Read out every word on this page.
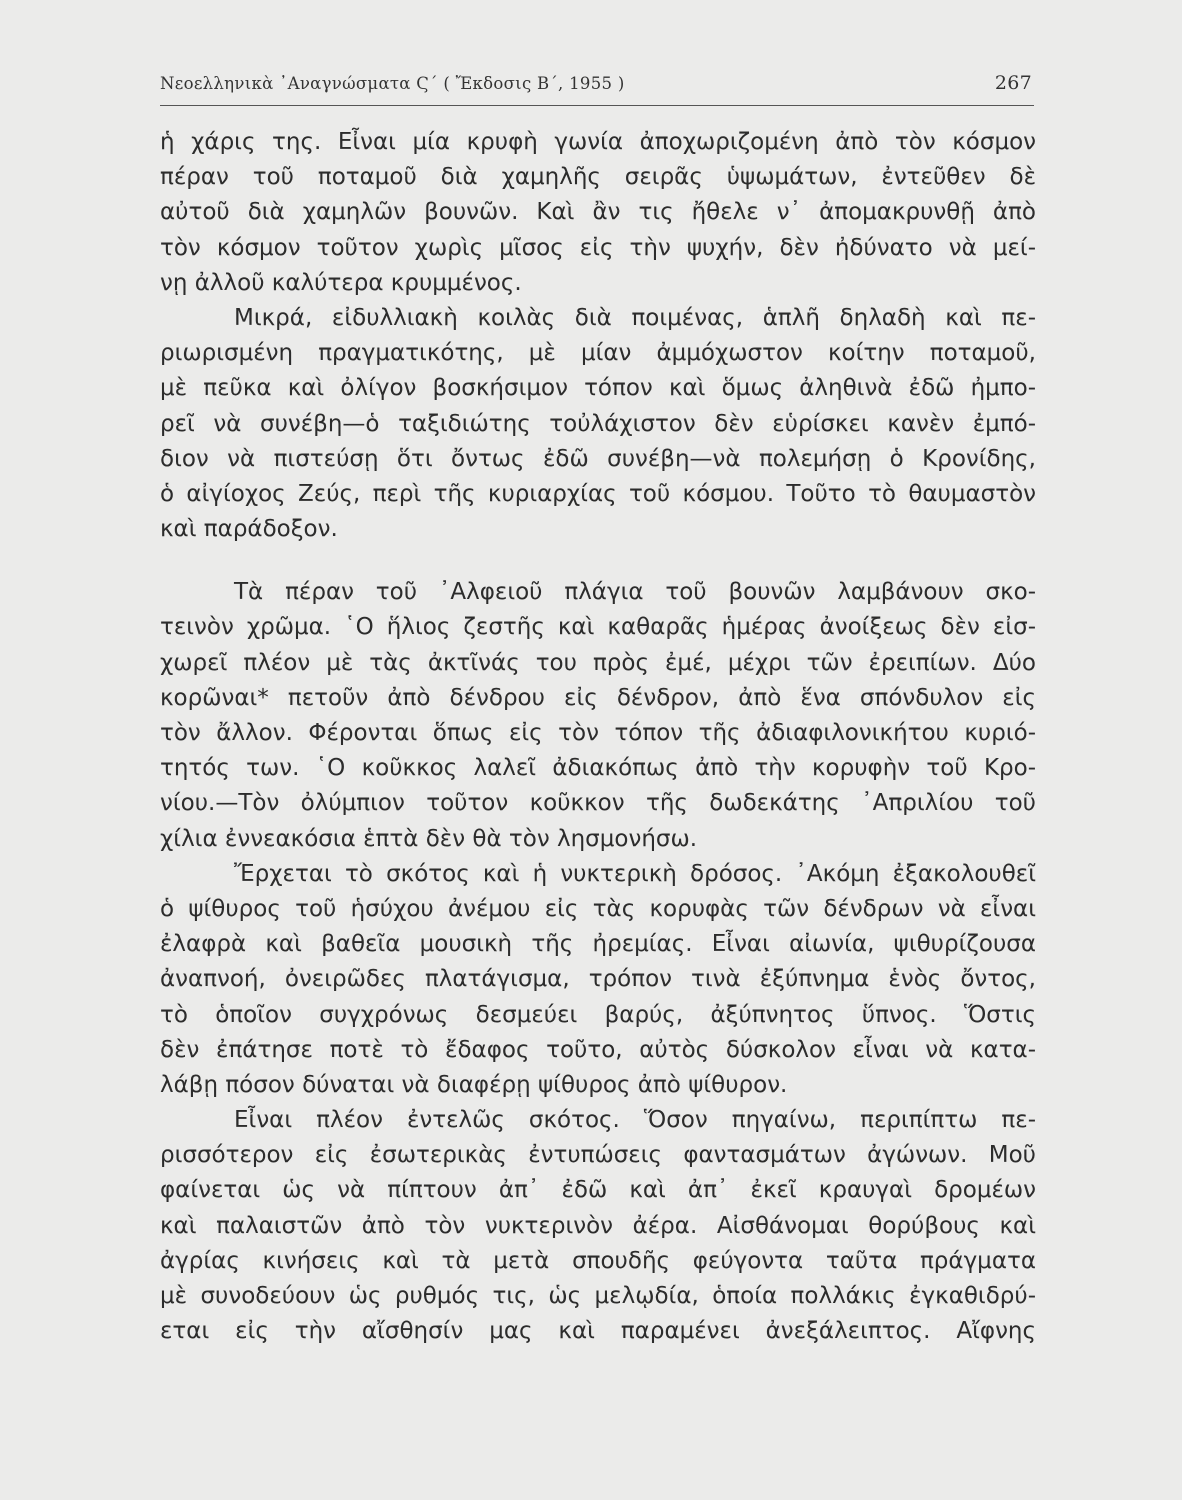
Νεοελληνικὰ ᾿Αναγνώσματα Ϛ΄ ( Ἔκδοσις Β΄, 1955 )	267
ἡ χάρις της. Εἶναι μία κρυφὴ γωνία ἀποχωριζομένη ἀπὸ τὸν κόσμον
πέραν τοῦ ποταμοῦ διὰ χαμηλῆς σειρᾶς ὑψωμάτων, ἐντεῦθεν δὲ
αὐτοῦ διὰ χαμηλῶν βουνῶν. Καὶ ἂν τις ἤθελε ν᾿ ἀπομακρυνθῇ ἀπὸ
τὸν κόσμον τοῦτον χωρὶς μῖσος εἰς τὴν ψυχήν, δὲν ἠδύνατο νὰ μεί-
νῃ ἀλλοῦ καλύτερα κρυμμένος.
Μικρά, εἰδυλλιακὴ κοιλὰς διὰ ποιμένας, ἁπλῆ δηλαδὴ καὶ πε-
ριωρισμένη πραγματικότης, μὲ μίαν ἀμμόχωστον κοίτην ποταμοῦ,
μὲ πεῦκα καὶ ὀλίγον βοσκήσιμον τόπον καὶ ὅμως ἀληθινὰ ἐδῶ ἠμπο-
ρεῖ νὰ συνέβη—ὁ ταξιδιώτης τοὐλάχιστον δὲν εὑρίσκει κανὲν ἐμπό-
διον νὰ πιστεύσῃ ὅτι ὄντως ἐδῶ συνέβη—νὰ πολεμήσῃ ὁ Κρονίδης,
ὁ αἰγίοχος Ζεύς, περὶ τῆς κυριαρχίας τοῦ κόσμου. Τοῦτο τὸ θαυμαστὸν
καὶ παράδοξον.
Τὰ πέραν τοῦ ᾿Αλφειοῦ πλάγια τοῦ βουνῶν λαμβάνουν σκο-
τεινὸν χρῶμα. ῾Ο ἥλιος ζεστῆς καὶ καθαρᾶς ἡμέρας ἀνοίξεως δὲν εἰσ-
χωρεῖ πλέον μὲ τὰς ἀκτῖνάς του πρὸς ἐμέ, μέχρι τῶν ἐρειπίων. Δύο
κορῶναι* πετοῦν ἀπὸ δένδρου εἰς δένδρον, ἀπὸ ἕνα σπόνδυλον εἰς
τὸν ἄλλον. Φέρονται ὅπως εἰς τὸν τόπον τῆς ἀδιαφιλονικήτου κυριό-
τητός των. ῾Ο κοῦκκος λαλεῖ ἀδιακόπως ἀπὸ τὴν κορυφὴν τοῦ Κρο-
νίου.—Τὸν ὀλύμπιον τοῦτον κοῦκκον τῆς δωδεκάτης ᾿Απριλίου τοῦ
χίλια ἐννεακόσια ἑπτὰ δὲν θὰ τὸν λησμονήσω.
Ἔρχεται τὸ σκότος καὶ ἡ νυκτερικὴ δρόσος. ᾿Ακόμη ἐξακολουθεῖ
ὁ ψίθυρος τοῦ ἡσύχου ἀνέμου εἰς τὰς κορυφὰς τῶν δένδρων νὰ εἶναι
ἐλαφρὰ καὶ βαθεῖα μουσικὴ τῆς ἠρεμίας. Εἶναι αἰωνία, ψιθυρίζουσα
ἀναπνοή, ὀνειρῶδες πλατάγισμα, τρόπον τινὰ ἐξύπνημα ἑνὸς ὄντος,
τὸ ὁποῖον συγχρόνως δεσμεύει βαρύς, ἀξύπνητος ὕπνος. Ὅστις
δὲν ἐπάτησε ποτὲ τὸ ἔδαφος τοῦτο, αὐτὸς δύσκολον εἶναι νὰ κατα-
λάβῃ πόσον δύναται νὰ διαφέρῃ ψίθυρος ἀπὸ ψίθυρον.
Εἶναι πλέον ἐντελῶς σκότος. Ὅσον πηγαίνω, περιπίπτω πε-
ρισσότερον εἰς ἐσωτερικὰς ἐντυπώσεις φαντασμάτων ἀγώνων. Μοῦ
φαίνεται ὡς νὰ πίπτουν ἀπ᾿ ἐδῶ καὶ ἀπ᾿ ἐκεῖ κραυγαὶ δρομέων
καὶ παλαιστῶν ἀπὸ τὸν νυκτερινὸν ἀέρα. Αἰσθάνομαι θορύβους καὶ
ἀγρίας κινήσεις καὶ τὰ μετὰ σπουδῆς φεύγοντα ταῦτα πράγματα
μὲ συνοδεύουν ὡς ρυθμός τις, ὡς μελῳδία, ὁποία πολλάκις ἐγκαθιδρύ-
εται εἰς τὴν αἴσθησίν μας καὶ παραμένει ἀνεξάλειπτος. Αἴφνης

• _Task objective_: Lines that hold "ποταμοῦ" are the ones to copy; find all of them.

• _Response_:
πέραν τοῦ ποταμοῦ διὰ χαμηλῆς σειρᾶς ὑψωμάτων, ἐντεῦθεν δὲ
ριωρισμένη πραγματικότης, μὲ μίαν ἀμμόχωστον κοίτην ποταμοῦ,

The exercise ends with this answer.